═════ Excerpt ═════

OPINION
CHARLES M.
BLOW
Mike Pence Is Spineless
Aug. 21,
2022
https://www.nytimes.com/2022/08/21/opinion/mike-pence-is-spineless.html
Charles M.
Blow
By Charles
M. Blow
Opinion
Columnist
There is
one thing about Mike Pence: He shows himself to be a spineless weasel every
chance he gets.
Just last
Wednesday, Pence said in a speech that he would “consider” testifying before
the Jan. 6 committee if summoned. What does that mean? They want to talk to
him, and he knows it.
We’ve known
for weeks that Pence’s lawyer and the panel have been talking informally about
having him speak to investigators.
Is he
fishing for a subpoena so it would look as if he had been compelled? Is he
simply muddying the waters? It’s always hard to tell with Pence. People with
unclear convictions are doomed to communicate unclearly.
Last
January, a mob went to the Capitol and threatened the life of Pence. Rioters
yelled, “Hang Mike Pence!” A gallows was erected. He barely escaped the
rioters.
And yet
this man is still so caught up in the politics of not wanting to run afoul of
Donald Trump’s cult that he treads lightly in many of his comments about the
former president and that horrible day.
The public
is left to parse oblique phrases as Pence attempts to put a little distance
between himself and Trump without truly turning on him.
Pence seems
to be under some delusion that he has a chance at being elected president. In
what world? Trump’s cult still hates him, and no Democrats worth their salt
would cross over to vote for him.
Maybe he is
holding out hope that one of Trump’s many scandals will do in the former
president. But even in that case, Trump 2.0, Ron DeSantis, will be there to
take up the mantle.

═════ Record extracts ═════

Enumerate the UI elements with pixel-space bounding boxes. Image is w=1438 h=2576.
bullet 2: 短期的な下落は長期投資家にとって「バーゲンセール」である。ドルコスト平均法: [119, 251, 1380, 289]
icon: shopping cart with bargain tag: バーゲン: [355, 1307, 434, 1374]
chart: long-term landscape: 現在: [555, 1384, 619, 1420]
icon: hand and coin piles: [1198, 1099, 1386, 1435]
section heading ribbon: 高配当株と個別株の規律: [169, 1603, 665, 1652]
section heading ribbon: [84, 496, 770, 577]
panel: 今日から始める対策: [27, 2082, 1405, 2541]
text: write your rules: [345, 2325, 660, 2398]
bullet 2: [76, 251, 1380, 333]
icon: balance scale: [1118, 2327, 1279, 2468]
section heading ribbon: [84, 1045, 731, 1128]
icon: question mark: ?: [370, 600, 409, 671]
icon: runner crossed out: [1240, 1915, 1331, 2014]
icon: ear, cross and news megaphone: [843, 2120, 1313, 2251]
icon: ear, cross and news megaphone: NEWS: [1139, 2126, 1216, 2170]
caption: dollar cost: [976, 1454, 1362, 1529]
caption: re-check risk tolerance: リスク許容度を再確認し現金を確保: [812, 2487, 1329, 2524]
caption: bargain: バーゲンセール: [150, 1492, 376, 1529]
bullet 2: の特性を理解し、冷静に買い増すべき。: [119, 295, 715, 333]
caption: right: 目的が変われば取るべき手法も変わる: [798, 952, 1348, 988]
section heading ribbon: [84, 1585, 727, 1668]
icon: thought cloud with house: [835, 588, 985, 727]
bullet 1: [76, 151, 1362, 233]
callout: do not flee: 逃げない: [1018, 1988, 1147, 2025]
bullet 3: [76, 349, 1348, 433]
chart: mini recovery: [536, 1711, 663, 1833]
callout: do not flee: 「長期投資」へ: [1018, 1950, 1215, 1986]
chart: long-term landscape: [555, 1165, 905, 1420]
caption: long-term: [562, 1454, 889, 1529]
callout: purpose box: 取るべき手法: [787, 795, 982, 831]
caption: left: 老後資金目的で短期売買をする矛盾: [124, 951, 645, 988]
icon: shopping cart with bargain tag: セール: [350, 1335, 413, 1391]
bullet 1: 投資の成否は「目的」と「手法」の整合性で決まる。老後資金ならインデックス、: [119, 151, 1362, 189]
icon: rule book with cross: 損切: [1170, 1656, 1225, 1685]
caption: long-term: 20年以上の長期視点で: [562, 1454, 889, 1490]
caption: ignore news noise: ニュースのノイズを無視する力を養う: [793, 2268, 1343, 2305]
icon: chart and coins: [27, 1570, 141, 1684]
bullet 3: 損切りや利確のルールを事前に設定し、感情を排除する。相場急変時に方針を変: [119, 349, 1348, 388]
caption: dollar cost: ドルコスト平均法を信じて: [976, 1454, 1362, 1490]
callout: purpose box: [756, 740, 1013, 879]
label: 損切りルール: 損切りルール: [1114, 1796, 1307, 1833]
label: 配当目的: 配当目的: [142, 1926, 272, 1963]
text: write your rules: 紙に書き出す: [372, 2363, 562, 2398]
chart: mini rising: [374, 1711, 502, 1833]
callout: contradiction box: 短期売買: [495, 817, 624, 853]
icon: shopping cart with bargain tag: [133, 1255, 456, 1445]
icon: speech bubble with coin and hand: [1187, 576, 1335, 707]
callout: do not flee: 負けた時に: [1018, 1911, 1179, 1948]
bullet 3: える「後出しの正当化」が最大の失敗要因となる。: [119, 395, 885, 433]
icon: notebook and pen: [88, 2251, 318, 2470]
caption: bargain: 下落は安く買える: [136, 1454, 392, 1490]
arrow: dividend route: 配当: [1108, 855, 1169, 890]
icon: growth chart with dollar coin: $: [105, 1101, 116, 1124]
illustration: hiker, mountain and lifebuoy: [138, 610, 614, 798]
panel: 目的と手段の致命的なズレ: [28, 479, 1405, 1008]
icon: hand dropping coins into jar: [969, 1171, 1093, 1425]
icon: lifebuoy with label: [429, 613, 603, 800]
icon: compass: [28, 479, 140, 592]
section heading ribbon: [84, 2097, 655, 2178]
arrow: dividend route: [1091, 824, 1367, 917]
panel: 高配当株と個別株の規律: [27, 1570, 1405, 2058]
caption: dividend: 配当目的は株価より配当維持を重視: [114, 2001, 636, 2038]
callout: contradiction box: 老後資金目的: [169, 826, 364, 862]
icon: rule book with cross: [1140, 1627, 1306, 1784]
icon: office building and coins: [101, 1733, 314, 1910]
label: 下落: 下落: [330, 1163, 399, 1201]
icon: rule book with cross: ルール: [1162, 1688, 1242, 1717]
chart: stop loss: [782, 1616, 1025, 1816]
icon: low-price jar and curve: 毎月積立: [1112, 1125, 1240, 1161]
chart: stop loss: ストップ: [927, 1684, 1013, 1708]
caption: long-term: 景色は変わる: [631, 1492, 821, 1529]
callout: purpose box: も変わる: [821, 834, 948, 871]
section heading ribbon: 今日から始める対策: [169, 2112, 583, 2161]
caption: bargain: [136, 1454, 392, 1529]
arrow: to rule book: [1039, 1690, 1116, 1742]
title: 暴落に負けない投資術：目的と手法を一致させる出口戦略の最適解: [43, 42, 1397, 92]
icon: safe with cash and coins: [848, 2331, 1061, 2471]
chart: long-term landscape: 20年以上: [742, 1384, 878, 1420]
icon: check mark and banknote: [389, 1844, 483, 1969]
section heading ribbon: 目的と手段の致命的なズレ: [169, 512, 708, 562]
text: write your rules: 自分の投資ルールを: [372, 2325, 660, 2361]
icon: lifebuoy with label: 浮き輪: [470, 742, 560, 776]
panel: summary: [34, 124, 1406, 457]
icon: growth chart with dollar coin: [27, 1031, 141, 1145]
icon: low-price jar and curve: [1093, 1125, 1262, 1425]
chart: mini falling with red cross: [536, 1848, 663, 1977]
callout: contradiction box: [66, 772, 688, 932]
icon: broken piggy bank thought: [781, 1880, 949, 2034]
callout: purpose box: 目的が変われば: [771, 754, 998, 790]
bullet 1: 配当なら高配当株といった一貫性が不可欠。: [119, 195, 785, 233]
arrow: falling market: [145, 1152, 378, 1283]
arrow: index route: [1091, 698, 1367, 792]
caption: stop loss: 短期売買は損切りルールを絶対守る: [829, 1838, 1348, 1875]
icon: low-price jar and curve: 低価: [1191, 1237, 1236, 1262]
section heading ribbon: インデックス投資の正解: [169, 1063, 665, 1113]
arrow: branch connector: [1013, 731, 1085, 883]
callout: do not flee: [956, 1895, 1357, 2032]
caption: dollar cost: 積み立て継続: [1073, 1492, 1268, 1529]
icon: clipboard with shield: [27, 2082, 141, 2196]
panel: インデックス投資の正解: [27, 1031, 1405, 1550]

═════

§ Directives:
- 1) Please rewrite the paragraph of the column that begins "Pence seems to be under some delusion" as a short bulleted list, keeping its main facts.
- 2) For each statement, say whether it agrees with the column, answering yes or no and quoting the deciding words. (a) Pence said he would consider testifying before the Jan. 6 committee if summoned. (b) Pence's lawyer and the panel have formally scheduled his testimony. (c) A gallows was erected during the attack on the Capitol.

§ Exercise solutions:
- 1)
- Pence seems to believe, delusionally, that he could be elected president.
- Trump's cult still hates him.
- No Democrats worth their salt would cross over to vote for him.

- 2)
(a) Yes: "Pence said in a speech that he would “consider” testifying before the Jan. 6 committee if summoned."
(b) No: "Pence’s lawyer and the panel have been talking informally about having him speak to investigators."
(c) Yes: "A gallows was erected."